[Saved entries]
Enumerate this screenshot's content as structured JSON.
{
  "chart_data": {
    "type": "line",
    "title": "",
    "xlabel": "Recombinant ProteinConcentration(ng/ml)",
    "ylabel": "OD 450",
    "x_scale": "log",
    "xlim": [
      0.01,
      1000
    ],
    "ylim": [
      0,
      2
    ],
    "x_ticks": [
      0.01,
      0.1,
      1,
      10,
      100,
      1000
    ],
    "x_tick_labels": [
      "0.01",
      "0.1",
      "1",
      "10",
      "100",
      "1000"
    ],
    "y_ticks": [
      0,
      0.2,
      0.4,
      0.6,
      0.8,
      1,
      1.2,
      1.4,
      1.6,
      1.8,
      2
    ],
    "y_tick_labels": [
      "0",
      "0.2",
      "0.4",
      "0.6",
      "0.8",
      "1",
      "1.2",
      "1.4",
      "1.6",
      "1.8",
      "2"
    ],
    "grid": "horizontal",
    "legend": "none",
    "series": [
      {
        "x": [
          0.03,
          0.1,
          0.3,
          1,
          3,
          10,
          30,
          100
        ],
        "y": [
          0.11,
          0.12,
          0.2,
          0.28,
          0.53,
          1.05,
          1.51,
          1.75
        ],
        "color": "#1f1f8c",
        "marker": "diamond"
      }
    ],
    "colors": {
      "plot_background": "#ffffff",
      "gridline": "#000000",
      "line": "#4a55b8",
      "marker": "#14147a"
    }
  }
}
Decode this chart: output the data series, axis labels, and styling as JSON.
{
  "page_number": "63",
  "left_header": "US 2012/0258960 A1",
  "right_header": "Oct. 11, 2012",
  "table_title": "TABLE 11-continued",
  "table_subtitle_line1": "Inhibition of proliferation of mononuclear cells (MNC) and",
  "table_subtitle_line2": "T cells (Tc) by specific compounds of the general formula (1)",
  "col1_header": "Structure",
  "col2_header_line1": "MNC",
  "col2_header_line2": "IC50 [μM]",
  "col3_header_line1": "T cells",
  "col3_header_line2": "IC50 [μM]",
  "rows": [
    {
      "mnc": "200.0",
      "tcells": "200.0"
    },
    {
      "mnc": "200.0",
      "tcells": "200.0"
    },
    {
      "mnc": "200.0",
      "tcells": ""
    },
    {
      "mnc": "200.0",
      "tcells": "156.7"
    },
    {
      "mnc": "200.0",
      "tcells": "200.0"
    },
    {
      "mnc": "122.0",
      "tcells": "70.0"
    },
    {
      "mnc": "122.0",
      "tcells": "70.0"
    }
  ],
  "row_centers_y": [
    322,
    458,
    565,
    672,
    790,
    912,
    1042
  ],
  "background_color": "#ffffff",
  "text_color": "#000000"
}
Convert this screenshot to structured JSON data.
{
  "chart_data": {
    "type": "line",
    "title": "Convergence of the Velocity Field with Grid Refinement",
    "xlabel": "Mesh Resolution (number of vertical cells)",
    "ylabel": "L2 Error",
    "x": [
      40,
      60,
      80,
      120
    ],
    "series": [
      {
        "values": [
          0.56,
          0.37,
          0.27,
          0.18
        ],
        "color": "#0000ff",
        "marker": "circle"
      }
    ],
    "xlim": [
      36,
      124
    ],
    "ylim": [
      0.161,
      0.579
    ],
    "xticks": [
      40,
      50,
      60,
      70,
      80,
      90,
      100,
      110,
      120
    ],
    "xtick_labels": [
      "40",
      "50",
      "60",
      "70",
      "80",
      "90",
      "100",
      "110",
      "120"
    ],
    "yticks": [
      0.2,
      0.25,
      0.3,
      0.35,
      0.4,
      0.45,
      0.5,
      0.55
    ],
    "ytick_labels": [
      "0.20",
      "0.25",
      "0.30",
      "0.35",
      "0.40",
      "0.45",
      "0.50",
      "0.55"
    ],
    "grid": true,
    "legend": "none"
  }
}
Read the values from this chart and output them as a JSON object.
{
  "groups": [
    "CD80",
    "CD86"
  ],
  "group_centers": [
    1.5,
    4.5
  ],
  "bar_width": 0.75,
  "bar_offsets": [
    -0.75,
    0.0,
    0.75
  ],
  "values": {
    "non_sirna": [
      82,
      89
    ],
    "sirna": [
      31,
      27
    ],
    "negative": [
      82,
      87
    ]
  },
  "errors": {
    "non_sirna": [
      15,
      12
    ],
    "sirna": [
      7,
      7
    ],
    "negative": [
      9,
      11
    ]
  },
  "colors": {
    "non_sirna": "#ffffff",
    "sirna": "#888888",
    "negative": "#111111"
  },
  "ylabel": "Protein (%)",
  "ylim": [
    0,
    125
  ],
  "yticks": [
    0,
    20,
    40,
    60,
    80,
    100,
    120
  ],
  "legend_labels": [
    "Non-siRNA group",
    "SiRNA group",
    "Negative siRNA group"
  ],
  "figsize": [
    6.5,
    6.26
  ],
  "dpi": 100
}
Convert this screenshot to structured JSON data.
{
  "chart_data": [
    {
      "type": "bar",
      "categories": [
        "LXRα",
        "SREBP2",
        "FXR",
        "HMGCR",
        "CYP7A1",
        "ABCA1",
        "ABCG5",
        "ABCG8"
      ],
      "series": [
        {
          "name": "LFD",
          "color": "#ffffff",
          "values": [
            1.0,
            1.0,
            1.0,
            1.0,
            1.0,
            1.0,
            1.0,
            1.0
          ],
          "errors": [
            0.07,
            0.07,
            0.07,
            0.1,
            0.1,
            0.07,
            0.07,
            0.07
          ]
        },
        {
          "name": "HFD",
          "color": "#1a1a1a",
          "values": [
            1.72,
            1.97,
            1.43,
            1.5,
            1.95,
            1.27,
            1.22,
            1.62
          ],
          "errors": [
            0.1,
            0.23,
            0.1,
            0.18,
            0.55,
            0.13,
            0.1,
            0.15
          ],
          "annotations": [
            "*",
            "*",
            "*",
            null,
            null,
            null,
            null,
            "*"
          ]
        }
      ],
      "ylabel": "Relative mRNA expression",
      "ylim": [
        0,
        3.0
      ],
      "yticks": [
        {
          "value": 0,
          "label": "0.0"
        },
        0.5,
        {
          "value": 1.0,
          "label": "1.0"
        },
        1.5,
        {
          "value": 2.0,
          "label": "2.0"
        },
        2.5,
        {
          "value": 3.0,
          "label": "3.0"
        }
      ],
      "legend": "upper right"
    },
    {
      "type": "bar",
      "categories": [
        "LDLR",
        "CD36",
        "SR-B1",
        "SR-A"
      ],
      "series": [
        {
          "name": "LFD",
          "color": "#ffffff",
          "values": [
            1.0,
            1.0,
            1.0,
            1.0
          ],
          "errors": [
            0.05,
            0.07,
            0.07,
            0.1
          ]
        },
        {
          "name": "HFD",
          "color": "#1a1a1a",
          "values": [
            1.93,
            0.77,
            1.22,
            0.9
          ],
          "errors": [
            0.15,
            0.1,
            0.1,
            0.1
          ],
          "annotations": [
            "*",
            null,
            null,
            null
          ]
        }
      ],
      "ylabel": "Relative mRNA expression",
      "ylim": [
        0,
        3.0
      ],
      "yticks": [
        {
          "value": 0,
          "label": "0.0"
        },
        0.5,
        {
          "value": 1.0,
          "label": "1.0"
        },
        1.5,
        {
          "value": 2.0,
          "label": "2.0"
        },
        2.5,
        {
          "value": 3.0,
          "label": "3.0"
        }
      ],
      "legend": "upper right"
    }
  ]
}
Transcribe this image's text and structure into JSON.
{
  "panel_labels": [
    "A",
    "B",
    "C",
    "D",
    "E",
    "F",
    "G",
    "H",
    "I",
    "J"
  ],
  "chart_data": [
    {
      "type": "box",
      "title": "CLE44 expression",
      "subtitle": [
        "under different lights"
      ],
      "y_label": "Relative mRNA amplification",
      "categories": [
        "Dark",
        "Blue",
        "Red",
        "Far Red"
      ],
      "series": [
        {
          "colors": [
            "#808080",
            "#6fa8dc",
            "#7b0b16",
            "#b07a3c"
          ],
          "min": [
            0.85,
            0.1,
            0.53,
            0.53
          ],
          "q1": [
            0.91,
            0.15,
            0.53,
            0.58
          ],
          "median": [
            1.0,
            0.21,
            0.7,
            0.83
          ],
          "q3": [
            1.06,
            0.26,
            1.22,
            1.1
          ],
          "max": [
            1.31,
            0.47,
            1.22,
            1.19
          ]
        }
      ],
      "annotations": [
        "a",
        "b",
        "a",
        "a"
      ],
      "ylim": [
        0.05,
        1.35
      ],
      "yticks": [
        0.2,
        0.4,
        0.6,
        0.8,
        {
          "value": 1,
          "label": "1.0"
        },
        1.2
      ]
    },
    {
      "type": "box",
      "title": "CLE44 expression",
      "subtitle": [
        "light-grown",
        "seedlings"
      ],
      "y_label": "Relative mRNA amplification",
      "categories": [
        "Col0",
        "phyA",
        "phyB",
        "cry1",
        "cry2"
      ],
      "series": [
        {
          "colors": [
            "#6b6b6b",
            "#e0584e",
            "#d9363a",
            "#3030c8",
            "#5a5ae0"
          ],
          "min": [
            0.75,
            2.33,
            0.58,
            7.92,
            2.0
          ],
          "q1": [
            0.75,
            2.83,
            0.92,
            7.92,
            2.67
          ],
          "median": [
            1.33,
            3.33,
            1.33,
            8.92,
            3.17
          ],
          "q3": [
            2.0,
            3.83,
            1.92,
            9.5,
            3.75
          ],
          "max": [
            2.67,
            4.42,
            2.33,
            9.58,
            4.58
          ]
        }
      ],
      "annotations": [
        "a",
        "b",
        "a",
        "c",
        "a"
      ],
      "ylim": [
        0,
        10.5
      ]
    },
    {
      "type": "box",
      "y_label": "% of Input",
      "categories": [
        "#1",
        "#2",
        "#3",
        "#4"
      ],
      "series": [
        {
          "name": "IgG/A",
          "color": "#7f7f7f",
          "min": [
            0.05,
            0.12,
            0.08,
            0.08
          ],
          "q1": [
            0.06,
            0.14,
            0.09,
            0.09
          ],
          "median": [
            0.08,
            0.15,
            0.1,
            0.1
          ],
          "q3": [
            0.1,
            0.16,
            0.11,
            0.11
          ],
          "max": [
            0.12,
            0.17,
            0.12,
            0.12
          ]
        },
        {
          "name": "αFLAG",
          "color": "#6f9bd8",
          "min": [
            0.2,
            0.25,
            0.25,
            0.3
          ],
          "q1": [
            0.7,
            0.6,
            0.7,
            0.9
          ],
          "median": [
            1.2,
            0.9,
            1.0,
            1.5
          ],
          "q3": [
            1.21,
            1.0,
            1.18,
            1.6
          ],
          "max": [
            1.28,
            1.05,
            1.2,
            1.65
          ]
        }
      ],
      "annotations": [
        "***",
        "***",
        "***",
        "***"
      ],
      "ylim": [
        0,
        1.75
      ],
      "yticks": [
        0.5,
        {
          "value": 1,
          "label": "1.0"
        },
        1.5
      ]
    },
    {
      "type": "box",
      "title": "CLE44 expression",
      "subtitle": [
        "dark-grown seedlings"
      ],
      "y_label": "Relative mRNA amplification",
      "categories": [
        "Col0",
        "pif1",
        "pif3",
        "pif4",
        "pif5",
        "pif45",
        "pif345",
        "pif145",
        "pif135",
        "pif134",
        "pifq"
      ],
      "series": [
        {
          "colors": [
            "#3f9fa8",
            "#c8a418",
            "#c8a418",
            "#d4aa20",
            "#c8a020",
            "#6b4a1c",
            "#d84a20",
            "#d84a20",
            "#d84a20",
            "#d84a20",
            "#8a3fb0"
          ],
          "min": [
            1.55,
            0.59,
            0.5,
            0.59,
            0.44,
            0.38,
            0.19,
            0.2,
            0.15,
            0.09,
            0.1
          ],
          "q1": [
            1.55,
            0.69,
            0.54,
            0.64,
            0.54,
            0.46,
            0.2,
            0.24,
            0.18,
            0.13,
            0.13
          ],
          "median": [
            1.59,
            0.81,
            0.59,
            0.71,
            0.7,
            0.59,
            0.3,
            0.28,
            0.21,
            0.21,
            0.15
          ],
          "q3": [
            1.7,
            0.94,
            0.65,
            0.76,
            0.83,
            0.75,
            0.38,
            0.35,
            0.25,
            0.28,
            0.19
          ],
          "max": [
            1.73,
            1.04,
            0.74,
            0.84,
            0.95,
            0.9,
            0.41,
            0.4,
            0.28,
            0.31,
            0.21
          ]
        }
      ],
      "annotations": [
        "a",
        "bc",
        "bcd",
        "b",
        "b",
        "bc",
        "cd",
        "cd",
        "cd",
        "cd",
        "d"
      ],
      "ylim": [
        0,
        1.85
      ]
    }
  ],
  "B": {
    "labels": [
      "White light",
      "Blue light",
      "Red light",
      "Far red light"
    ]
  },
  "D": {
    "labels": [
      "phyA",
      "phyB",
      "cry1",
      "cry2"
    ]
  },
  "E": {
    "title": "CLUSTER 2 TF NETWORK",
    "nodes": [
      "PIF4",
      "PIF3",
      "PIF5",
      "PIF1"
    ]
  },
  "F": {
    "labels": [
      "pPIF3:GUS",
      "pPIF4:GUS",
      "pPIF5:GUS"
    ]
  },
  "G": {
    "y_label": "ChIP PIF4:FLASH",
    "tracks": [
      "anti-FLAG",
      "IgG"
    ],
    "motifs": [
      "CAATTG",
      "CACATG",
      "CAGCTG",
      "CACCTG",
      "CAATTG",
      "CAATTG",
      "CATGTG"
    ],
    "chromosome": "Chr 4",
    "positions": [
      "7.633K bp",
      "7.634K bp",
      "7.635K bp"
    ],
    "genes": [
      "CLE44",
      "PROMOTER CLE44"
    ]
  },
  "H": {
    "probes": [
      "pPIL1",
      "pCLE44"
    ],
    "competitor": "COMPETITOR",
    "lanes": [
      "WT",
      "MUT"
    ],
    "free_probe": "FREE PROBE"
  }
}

▸ **WHAT TO WORK ON**:
Show every line from the entries above in which "JSON" appears.

▸ **RESULT FOR THIS EXERCISE**:
Enumerate this screenshot's content as structured JSON.
Decode this chart: output the data series, axis labels, and styling as JSON.
Convert this screenshot to structured JSON data.
Read the values from this chart and output them as a JSON object.
Convert this screenshot to structured JSON data.
Transcribe this image's text and structure into JSON.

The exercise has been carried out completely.